Pick out each line containing the string "Company".

Stored data entries »
:::::

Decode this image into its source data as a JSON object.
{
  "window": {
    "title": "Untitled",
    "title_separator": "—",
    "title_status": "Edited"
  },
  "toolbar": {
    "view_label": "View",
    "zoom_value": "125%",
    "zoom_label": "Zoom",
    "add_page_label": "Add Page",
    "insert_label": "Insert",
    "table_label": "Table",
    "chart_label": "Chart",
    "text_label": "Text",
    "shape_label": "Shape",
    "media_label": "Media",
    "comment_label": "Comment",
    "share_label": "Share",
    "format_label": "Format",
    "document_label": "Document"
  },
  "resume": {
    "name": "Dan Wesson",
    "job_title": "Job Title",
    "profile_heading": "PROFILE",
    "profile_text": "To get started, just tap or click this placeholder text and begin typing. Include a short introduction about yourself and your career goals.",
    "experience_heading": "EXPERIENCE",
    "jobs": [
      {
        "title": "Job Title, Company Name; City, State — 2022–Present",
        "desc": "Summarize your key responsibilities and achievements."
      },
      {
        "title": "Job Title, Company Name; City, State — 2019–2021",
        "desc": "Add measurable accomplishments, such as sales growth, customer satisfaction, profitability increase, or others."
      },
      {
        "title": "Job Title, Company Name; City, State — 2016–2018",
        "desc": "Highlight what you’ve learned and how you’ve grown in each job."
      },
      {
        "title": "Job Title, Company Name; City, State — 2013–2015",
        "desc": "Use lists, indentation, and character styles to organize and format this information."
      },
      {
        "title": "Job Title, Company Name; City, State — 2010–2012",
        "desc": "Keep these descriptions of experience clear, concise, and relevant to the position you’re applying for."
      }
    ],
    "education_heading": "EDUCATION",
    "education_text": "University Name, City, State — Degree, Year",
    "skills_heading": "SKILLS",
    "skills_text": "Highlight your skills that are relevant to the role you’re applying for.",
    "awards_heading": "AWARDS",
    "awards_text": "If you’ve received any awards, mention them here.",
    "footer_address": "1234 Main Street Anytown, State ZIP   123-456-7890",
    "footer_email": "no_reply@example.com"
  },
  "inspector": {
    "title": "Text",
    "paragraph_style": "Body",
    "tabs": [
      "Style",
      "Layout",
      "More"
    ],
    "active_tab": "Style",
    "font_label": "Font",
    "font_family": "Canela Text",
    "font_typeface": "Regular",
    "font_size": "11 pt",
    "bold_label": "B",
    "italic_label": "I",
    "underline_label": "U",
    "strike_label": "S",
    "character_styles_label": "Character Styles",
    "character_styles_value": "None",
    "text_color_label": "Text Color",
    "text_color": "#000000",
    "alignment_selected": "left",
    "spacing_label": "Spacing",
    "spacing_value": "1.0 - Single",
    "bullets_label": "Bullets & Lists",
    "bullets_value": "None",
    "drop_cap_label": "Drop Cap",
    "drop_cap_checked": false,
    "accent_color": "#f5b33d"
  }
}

:::::

Response for this exercise »
        "title": "Job Title, Company Name; City, State — 2022–Present",
        "title": "Job Title, Company Name; City, State — 2019–2021",
        "title": "Job Title, Company Name; City, State — 2016–2018",
        "title": "Job Title, Company Name; City, State — 2013–2015",
        "title": "Job Title, Company Name; City, State — 2010–2012",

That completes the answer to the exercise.